= AIM OF THE TASK =
In the article about Zap bringing the Smart minicar to the United States, why does the company's spokesman say the car can still make an environmental contribution even though it runs on gasoline? Answer in one to three sentences.
━━━━━ EXTRACT ━━━━━
California's Zap group lost out on a bid to buy the Think electric car from Ford Motor Co., but now it is bringing a plastic-bodied fuel sipper to the United States.
The Sebastapol firm has a contract with DaimlerChrysler AG to bring as many as 15,000 of the two-seat Smart minicars to the United States, two years before the German-American firm launches its own four-seat sport utility vehicle version of the Smart in the region.
``There are people who went to Europe, saw [the Smart] and fell in love with it, only to be told they couldn't buy it here,'' said Zap spokesman Alex Campbell.
Zap's two-seater Smart must meet U.S. crash and emission standards before it can be sold in the country. The car runs on gasoline - a switch for Zap, which specializes in electric-powered vehicles. But with fuel use of about 60 miles per gallon, the Smart still can make an environmental contribution, Campbell said.
The company is offering the first U.S.-legal Smart on Internet auction site eBay, where bids topped $27,000 within the first week. Zap is setting up a dealer network to oversee the sales.
━━━━━ GIVEN ENTRIES ━━━━━
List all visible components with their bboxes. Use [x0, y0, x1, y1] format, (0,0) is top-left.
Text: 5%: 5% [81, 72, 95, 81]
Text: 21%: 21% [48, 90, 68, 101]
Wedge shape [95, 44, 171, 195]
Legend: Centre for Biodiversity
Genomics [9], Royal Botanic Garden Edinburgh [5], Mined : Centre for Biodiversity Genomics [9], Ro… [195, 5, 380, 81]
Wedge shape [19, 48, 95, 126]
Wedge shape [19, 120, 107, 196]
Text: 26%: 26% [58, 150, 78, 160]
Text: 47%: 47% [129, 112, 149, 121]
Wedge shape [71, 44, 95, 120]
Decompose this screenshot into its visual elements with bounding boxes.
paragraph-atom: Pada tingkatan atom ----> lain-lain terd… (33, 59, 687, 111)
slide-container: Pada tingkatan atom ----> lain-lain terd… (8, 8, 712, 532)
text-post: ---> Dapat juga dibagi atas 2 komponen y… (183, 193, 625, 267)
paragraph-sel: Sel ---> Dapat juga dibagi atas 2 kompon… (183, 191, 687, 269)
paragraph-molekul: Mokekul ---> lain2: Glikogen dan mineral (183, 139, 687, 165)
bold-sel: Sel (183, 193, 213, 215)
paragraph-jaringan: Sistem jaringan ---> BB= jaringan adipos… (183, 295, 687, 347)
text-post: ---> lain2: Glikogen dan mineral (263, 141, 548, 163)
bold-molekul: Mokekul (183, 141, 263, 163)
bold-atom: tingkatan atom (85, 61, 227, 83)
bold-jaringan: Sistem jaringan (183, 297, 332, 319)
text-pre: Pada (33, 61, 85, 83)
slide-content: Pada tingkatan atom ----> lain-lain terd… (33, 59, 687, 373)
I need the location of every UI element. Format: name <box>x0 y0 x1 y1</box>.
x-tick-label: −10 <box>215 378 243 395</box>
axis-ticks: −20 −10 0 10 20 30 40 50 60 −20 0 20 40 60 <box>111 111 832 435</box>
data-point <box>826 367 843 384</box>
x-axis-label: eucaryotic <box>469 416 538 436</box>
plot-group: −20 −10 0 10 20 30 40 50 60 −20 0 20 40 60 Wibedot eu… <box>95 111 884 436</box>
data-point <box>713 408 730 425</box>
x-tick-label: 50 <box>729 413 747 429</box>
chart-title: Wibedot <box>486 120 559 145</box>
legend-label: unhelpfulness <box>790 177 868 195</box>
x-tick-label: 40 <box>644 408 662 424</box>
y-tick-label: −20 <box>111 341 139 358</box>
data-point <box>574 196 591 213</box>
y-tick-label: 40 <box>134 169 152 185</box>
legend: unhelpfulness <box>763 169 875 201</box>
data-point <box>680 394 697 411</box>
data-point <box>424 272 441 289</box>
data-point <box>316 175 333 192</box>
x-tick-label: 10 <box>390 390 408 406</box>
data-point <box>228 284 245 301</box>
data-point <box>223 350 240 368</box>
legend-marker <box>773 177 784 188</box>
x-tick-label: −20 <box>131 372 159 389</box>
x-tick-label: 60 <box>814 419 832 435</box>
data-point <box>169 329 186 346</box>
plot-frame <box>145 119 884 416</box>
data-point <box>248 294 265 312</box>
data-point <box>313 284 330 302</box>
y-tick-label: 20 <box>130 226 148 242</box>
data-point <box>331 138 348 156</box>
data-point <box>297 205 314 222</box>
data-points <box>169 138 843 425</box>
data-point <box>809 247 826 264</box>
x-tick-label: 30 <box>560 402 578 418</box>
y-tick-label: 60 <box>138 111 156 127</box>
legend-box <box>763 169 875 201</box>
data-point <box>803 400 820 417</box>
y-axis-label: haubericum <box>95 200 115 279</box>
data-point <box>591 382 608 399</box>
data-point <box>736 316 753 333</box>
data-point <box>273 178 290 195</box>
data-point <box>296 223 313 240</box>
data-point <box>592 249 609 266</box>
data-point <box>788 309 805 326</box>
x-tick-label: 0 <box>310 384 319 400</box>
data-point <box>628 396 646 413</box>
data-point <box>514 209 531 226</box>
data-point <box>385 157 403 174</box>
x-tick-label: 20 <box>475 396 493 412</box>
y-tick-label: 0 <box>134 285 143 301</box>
━━━━━
= REPLY =
Zap spokesman Alex Campbell says the Smart can still make an environmental contribution because its fuel use is about 60 miles per gallon.